- _本文抜粋_
+ + + +
悲しんでいる時間もなかった
亡くなった直後は、「悲しみに暮れる時間もないほど大変だった」と振り返る。
「私たちとしては密葬が終わるまでは、瀬戸内が亡くなったことを伏せていたいと思っていました。ですが、亡くなった日のお昼ごろには情報がどこかから漏れてしまったようで。マスコミから電話があったり、数社が寂庵の前に張り込んだりしていました。瀬戸内が亡くなったというのは重大なニュースですし、それを報道するのが記者の仕事だと頭ではわかっていても、心がついていきませんでしたね……。『こんなときくらい、そっとしておいてほしい』というのが本音でした」
密葬を終え、亡くなってから1カ月後には、一般向けの偲ぶ会を開催。その後に、僧侶としての本葬を京都市の妙法院で執り行った。当時を「目まぐるしい日々だった」と瀬尾さんは振り返る。
+ + + +
- _課題_
#1 抜粋から、「悲しんでいる時間もなかった」を含む語句を始まりとし、「った」と瀬尾さんは振り返る。」までを区切りとして、その範囲をそのまま繰り返して書くこと。
#2 抜粋のうち「密葬を終え、」で始まる段落を、主な事実を残して箇条書きにまとめること。

(データ行)
+ + + +
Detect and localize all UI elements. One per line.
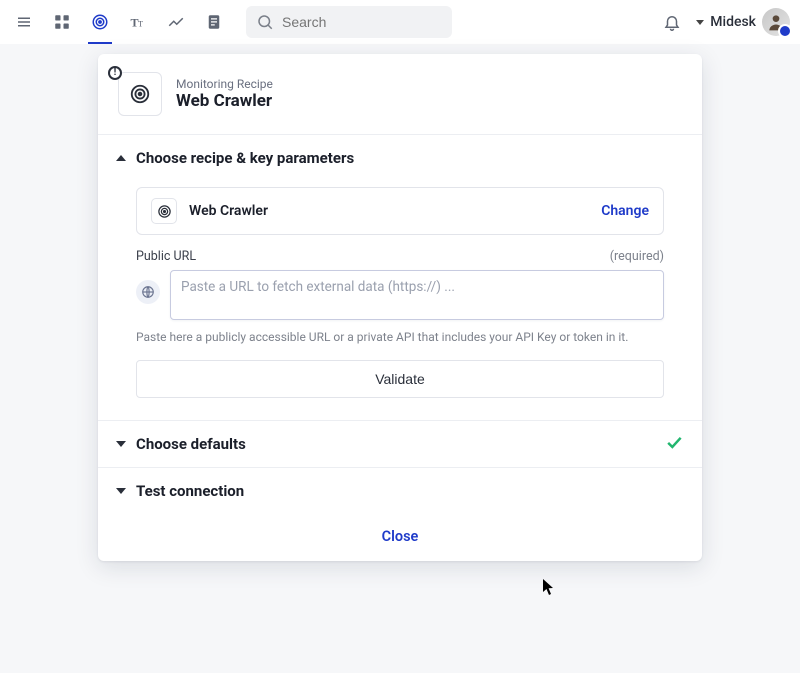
menu-icon[interactable]: [10, 8, 38, 36]
recipe-mini-target-icon: [151, 198, 177, 224]
recipe-modal: Monitoring Recipe Web Crawler Choose rec…: [98, 54, 702, 561]
selected-recipe-name: Web Crawler: [189, 203, 268, 219]
bell-icon[interactable]: [658, 8, 686, 36]
recipe-target-icon: [118, 72, 162, 116]
top-nav: TT Midesk: [0, 0, 800, 44]
search-input[interactable]: [282, 14, 442, 30]
chevron-down-icon: [116, 441, 126, 447]
text-icon[interactable]: TT: [124, 8, 152, 36]
validate-button[interactable]: Validate: [136, 360, 664, 398]
svg-text:T: T: [138, 20, 143, 29]
modal-subheading: Monitoring Recipe: [176, 77, 273, 91]
globe-icon: [136, 280, 160, 304]
avatar: [762, 8, 790, 36]
document-icon[interactable]: [200, 8, 228, 36]
user-menu[interactable]: Midesk: [696, 8, 790, 36]
section-test-title: Test connection: [136, 482, 244, 500]
avatar-badge: [778, 24, 792, 38]
selected-recipe-row: Web Crawler Change: [136, 187, 664, 235]
section-parameters-header[interactable]: Choose recipe & key parameters: [98, 135, 702, 181]
chevron-down-icon: [116, 488, 126, 494]
search-box[interactable]: [246, 6, 452, 38]
url-required-label: (required): [610, 249, 664, 264]
close-button[interactable]: Close: [98, 514, 702, 561]
section-parameters: Choose recipe & key parameters Web Crawl…: [98, 135, 702, 421]
target-icon[interactable]: [86, 8, 114, 36]
section-test-header[interactable]: Test connection: [98, 468, 702, 514]
modal-title: Web Crawler: [176, 91, 273, 111]
dashboard-icon[interactable]: [48, 8, 76, 36]
section-defaults-header[interactable]: Choose defaults: [98, 421, 702, 467]
check-icon: [664, 432, 684, 456]
chevron-down-icon: [696, 20, 704, 25]
chart-icon[interactable]: [162, 8, 190, 36]
change-recipe-link[interactable]: Change: [601, 203, 649, 219]
user-name: Midesk: [710, 14, 756, 30]
section-defaults: Choose defaults: [98, 421, 702, 468]
modal-header: Monitoring Recipe Web Crawler: [98, 54, 702, 135]
alert-icon: !: [108, 66, 122, 80]
cursor-icon: [542, 578, 556, 596]
url-input[interactable]: [170, 270, 664, 320]
section-defaults-title: Choose defaults: [136, 435, 246, 453]
url-hint: Paste here a publicly accessible URL or …: [136, 330, 664, 344]
search-icon: [256, 13, 274, 31]
chevron-up-icon: [116, 155, 126, 161]
url-label: Public URL: [136, 249, 196, 264]
section-parameters-title: Choose recipe & key parameters: [136, 149, 354, 167]
section-test: Test connection: [98, 468, 702, 514]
+ + + +
- _解答_
#1
悲しんでいる時間もなかった
亡くなった直後は、「悲しみに暮れる時間もないほど大変だった」と振り返る。
「私たちとしては密葬が終わるまでは、瀬戸内が亡くなったことを伏せていたいと思っていました。ですが、亡くなった日のお昼ごろには情報がどこかから漏れてしまったようで。マスコミから電話があったり、数社が寂庵の前に張り込んだりしていました。瀬戸内が亡くなったというのは重大なニュースですし、それを報道するのが記者の仕事だと頭ではわかっていても、心がついていきませんでしたね……。『こんなときくらい、そっとしておいてほしい』というのが本音でした」
密葬を終え、亡くなってから1カ月後には、一般向けの偲ぶ会を開催。その後に、僧侶としての本葬を京都市の妙法院で執り行った。当時を「目まぐるしい日々だった」と瀬尾さんは振り返る。

#2
- 密葬の後、死去から1カ月後に一般向けの偲ぶ会を開いた。
- その後、京都市の妙法院で僧侶としての本葬を執り行った。
- 瀬尾さんは当時を「目まぐるしい日々だった」と振り返る。